■ **Task requirements**:
Transcribe the material below exactly as it appears.
*** Task input
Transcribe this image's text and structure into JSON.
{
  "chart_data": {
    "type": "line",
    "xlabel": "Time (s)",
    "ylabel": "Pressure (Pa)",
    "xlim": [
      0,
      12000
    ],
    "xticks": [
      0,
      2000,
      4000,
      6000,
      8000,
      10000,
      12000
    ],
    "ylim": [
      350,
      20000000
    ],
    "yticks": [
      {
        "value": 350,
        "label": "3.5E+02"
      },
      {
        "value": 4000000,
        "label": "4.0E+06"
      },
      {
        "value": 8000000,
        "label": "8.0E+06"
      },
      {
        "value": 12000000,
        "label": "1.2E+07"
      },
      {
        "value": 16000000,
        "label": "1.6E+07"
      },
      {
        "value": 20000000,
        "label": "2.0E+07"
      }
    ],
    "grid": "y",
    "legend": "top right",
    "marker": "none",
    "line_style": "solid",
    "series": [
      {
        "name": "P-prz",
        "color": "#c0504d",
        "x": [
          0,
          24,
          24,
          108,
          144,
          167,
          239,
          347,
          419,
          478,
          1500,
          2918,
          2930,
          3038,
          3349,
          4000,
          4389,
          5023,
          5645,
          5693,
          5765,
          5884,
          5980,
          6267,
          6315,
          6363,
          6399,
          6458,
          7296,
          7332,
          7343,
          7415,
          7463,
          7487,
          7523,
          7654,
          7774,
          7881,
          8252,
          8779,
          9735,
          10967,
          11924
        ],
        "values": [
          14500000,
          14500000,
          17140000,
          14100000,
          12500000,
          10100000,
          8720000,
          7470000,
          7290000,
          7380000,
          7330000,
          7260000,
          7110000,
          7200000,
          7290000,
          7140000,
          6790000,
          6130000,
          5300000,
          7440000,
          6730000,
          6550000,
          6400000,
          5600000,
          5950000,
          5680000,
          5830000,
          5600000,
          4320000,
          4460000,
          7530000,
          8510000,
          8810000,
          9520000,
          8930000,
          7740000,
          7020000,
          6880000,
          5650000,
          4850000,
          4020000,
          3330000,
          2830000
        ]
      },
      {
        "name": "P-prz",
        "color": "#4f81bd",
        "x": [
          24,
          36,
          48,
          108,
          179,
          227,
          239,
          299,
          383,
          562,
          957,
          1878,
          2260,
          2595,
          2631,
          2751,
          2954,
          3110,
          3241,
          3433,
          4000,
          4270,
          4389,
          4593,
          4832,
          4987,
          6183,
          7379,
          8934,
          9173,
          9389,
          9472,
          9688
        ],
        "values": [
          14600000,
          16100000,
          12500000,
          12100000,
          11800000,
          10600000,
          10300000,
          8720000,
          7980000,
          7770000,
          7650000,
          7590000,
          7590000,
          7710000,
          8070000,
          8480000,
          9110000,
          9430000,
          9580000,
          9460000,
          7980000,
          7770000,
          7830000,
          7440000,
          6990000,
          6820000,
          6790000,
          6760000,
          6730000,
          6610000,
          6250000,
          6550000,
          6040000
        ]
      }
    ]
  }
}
******
■ **Solution for this task**:
Transcribe this image's text and structure into JSON.
{
  "chart_data": {
    "type": "line",
    "xlabel": "Time (s)",
    "ylabel": "Pressure (Pa)",
    "xlim": [
      0,
      12000
    ],
    "xticks": [
      0,
      2000,
      4000,
      6000,
      8000,
      10000,
      12000
    ],
    "ylim": [
      350,
      20000000
    ],
    "yticks": [
      {
        "value": 350,
        "label": "3.5E+02"
      },
      {
        "value": 4000000,
        "label": "4.0E+06"
      },
      {
        "value": 8000000,
        "label": "8.0E+06"
      },
      {
        "value": 12000000,
        "label": "1.2E+07"
      },
      {
        "value": 16000000,
        "label": "1.6E+07"
      },
      {
        "value": 20000000,
        "label": "2.0E+07"
      }
    ],
    "grid": "y",
    "legend": "top right",
    "marker": "none",
    "line_style": "solid",
    "series": [
      {
        "name": "P-prz",
        "color": "#c0504d",
        "x": [
          0,
          24,
          24,
          108,
          144,
          167,
          239,
          347,
          419,
          478,
          1500,
          2918,
          2930,
          3038,
          3349,
          4000,
          4389,
          5023,
          5645,
          5693,
          5765,
          5884,
          5980,
          6267,
          6315,
          6363,
          6399,
          6458,
          7296,
          7332,
          7343,
          7415,
          7463,
          7487,
          7523,
          7654,
          7774,
          7881,
          8252,
          8779,
          9735,
          10967,
          11924
        ],
        "values": [
          14500000,
          14500000,
          17140000,
          14100000,
          12500000,
          10100000,
          8720000,
          7470000,
          7290000,
          7380000,
          7330000,
          7260000,
          7110000,
          7200000,
          7290000,
          7140000,
          6790000,
          6130000,
          5300000,
          7440000,
          6730000,
          6550000,
          6400000,
          5600000,
          5950000,
          5680000,
          5830000,
          5600000,
          4320000,
          4460000,
          7530000,
          8510000,
          8810000,
          9520000,
          8930000,
          7740000,
          7020000,
          6880000,
          5650000,
          4850000,
          4020000,
          3330000,
          2830000
        ]
      },
      {
        "name": "P-prz",
        "color": "#4f81bd",
        "x": [
          24,
          36,
          48,
          108,
          179,
          227,
          239,
          299,
          383,
          562,
          957,
          1878,
          2260,
          2595,
          2631,
          2751,
          2954,
          3110,
          3241,
          3433,
          4000,
          4270,
          4389,
          4593,
          4832,
          4987,
          6183,
          7379,
          8934,
          9173,
          9389,
          9472,
          9688
        ],
        "values": [
          14600000,
          16100000,
          12500000,
          12100000,
          11800000,
          10600000,
          10300000,
          8720000,
          7980000,
          7770000,
          7650000,
          7590000,
          7590000,
          7710000,
          8070000,
          8480000,
          9110000,
          9430000,
          9580000,
          9460000,
          7980000,
          7770000,
          7830000,
          7440000,
          6990000,
          6820000,
          6790000,
          6760000,
          6730000,
          6610000,
          6250000,
          6550000,
          6040000
        ]
      }
    ]
  }
}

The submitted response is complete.